━━━ Record extracts ━━━

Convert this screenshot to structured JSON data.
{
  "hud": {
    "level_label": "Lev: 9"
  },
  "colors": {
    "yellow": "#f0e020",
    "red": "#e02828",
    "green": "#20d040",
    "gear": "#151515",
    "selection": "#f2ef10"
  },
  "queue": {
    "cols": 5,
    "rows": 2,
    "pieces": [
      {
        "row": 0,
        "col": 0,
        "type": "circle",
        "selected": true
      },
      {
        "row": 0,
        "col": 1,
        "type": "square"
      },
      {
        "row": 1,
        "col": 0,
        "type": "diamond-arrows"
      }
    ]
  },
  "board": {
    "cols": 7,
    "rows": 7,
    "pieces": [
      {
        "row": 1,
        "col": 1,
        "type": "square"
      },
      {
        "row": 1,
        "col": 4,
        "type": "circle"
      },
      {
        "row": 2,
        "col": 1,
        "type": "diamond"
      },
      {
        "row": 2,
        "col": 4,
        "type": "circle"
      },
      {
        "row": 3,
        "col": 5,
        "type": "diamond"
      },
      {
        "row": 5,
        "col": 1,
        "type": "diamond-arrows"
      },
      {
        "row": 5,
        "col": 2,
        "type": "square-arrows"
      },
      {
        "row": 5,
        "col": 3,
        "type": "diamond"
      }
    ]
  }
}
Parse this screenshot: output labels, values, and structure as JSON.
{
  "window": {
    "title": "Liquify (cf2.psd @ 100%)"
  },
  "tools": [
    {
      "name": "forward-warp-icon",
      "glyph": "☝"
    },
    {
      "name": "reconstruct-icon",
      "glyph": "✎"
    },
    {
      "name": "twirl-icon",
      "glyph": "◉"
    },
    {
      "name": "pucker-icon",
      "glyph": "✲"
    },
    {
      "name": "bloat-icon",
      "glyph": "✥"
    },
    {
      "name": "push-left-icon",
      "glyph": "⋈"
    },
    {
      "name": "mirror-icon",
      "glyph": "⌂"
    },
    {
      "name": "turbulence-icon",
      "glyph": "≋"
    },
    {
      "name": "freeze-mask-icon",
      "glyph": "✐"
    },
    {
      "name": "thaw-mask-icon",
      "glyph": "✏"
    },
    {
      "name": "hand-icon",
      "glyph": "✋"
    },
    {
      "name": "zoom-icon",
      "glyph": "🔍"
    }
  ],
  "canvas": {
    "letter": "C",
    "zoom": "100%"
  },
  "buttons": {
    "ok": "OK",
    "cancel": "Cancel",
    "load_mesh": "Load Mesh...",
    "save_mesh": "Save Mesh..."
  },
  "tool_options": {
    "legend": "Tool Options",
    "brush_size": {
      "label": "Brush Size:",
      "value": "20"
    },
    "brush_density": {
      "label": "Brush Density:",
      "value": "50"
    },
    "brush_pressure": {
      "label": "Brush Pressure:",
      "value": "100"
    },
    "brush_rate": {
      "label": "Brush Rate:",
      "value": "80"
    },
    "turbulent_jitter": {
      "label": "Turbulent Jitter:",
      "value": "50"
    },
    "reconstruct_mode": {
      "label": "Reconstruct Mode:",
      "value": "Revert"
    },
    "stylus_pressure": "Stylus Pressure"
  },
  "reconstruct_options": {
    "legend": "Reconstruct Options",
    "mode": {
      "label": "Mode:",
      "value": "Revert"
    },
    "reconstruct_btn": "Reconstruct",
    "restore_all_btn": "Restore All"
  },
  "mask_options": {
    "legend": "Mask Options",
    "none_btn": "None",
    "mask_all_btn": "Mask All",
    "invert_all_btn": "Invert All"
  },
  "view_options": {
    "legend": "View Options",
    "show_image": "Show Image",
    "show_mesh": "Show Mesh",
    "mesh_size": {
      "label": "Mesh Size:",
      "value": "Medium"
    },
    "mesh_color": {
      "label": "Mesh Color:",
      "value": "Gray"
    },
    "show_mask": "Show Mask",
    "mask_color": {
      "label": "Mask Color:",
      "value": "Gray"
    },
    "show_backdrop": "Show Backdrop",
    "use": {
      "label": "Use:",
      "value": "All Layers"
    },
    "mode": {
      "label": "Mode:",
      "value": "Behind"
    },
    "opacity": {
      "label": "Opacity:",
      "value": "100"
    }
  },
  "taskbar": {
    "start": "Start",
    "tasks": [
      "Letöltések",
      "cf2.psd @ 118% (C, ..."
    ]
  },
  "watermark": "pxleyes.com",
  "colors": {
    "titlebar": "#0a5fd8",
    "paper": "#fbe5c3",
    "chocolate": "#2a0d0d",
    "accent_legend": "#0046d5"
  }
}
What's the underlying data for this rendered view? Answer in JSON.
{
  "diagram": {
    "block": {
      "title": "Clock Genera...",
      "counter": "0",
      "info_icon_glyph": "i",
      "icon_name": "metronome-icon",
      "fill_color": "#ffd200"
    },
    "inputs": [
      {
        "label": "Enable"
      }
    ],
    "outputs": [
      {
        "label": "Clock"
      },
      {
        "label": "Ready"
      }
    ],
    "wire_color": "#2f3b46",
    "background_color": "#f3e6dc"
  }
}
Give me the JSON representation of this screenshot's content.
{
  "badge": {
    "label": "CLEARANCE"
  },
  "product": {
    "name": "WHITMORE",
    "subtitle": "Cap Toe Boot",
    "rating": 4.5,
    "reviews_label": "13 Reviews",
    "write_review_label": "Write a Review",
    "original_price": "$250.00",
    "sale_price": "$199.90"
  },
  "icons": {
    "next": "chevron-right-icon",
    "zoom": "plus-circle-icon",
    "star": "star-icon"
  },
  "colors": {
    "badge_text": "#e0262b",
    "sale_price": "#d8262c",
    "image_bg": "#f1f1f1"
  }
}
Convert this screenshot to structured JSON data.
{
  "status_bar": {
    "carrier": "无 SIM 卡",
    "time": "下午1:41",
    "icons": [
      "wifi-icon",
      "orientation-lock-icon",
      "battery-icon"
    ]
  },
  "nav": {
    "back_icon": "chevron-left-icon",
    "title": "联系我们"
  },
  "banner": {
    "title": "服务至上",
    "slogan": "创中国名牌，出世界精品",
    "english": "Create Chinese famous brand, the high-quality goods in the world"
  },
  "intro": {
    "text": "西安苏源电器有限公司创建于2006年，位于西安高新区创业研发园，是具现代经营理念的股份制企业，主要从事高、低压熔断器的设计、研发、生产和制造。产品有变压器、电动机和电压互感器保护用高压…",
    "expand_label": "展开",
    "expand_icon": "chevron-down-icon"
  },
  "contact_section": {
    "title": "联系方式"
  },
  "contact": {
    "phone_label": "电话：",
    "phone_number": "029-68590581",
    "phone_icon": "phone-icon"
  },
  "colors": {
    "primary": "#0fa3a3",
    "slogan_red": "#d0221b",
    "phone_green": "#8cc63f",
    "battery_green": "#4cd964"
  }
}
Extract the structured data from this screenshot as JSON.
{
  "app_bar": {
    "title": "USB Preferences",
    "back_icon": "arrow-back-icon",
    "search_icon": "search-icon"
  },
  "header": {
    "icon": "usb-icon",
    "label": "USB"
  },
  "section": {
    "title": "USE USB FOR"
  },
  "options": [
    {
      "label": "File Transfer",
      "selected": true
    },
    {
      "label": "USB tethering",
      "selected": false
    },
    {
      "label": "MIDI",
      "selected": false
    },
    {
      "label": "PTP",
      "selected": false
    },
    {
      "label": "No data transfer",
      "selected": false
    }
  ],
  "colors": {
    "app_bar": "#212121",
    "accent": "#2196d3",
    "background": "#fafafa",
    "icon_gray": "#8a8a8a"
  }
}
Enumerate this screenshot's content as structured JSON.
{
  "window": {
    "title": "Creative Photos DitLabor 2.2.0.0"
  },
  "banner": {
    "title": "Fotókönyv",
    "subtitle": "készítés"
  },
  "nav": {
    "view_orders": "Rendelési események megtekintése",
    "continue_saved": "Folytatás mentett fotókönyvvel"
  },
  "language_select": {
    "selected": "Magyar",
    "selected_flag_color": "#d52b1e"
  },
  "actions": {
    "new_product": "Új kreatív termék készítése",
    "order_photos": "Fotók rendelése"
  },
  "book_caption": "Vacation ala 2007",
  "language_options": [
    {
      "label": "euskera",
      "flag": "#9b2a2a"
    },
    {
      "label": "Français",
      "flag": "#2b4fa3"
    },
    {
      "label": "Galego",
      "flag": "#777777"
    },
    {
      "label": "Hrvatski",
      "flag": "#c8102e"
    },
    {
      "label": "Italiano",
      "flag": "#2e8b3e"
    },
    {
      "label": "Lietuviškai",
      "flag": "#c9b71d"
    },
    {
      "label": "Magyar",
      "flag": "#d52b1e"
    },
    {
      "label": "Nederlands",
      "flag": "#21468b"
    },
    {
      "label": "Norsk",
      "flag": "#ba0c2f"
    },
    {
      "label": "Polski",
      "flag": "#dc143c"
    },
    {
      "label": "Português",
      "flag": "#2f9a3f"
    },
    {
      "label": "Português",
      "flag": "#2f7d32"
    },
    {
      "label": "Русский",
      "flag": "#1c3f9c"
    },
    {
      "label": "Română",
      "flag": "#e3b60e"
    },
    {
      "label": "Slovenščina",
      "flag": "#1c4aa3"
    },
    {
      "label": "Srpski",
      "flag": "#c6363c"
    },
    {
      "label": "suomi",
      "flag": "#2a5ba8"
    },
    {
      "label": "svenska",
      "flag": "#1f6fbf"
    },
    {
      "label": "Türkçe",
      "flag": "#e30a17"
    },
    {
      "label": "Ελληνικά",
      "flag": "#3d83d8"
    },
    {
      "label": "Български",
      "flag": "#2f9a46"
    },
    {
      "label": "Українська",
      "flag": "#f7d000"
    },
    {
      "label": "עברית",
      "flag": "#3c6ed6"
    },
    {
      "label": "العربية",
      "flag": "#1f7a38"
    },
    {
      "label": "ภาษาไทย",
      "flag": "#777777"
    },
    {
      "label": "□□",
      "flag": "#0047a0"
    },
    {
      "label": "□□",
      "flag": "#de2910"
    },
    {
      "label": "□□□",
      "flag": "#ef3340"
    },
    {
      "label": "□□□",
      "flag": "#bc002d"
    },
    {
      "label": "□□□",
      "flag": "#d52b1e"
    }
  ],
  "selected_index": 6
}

━━━

[Instruction]
Copy every line of the listing where the word "structured" appears.

[Result of this task]
Convert this screenshot to structured JSON data.
Convert this screenshot to structured JSON data.
Extract the structured data from this screenshot as JSON.
Enumerate this screenshot's content as structured JSON.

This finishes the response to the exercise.